*** DATA FOR THE TASK ***
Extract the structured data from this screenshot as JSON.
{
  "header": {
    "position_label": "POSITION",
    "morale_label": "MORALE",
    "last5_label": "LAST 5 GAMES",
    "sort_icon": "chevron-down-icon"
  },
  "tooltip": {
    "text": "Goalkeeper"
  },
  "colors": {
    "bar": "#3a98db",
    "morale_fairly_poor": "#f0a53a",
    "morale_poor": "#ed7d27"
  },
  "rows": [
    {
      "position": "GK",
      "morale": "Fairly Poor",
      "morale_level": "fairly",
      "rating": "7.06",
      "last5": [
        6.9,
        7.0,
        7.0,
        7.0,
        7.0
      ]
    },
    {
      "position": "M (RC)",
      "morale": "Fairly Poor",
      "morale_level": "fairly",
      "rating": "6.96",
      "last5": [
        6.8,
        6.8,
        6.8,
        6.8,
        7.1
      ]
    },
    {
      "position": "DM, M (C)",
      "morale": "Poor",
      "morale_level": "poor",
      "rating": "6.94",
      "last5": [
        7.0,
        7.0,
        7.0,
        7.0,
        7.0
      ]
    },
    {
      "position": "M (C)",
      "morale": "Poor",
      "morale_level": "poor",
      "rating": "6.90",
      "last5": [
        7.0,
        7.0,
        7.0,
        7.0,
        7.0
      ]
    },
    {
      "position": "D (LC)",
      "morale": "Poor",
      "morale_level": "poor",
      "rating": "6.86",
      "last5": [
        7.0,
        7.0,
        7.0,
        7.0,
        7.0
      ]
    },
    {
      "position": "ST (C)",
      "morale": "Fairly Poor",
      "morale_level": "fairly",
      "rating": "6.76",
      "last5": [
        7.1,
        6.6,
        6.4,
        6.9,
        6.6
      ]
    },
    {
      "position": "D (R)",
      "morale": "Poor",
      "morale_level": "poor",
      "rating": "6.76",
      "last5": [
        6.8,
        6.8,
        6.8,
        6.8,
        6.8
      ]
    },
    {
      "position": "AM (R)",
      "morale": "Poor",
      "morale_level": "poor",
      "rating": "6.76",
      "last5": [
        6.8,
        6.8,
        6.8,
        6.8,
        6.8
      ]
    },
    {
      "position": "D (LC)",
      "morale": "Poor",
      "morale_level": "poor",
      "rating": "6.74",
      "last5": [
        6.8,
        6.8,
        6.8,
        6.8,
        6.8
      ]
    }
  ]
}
***
» YOUR INSTRUCTIONS
Extract the complete set of records unchanged.

» RESULT OF THE TASK
Extract the structured data from this screenshot as JSON.
{
  "header": {
    "position_label": "POSITION",
    "morale_label": "MORALE",
    "last5_label": "LAST 5 GAMES",
    "sort_icon": "chevron-down-icon"
  },
  "tooltip": {
    "text": "Goalkeeper"
  },
  "colors": {
    "bar": "#3a98db",
    "morale_fairly_poor": "#f0a53a",
    "morale_poor": "#ed7d27"
  },
  "rows": [
    {
      "position": "GK",
      "morale": "Fairly Poor",
      "morale_level": "fairly",
      "rating": "7.06",
      "last5": [
        6.9,
        7.0,
        7.0,
        7.0,
        7.0
      ]
    },
    {
      "position": "M (RC)",
      "morale": "Fairly Poor",
      "morale_level": "fairly",
      "rating": "6.96",
      "last5": [
        6.8,
        6.8,
        6.8,
        6.8,
        7.1
      ]
    },
    {
      "position": "DM, M (C)",
      "morale": "Poor",
      "morale_level": "poor",
      "rating": "6.94",
      "last5": [
        7.0,
        7.0,
        7.0,
        7.0,
        7.0
      ]
    },
    {
      "position": "M (C)",
      "morale": "Poor",
      "morale_level": "poor",
      "rating": "6.90",
      "last5": [
        7.0,
        7.0,
        7.0,
        7.0,
        7.0
      ]
    },
    {
      "position": "D (LC)",
      "morale": "Poor",
      "morale_level": "poor",
      "rating": "6.86",
      "last5": [
        7.0,
        7.0,
        7.0,
        7.0,
        7.0
      ]
    },
    {
      "position": "ST (C)",
      "morale": "Fairly Poor",
      "morale_level": "fairly",
      "rating": "6.76",
      "last5": [
        7.1,
        6.6,
        6.4,
        6.9,
        6.6
      ]
    },
    {
      "position": "D (R)",
      "morale": "Poor",
      "morale_level": "poor",
      "rating": "6.76",
      "last5": [
        6.8,
        6.8,
        6.8,
        6.8,
        6.8
      ]
    },
    {
      "position": "AM (R)",
      "morale": "Poor",
      "morale_level": "poor",
      "rating": "6.76",
      "last5": [
        6.8,
        6.8,
        6.8,
        6.8,
        6.8
      ]
    },
    {
      "position": "D (LC)",
      "morale": "Poor",
      "morale_level": "poor",
      "rating": "6.74",
      "last5": [
        6.8,
        6.8,
        6.8,
        6.8,
        6.8
      ]
    }
  ]
}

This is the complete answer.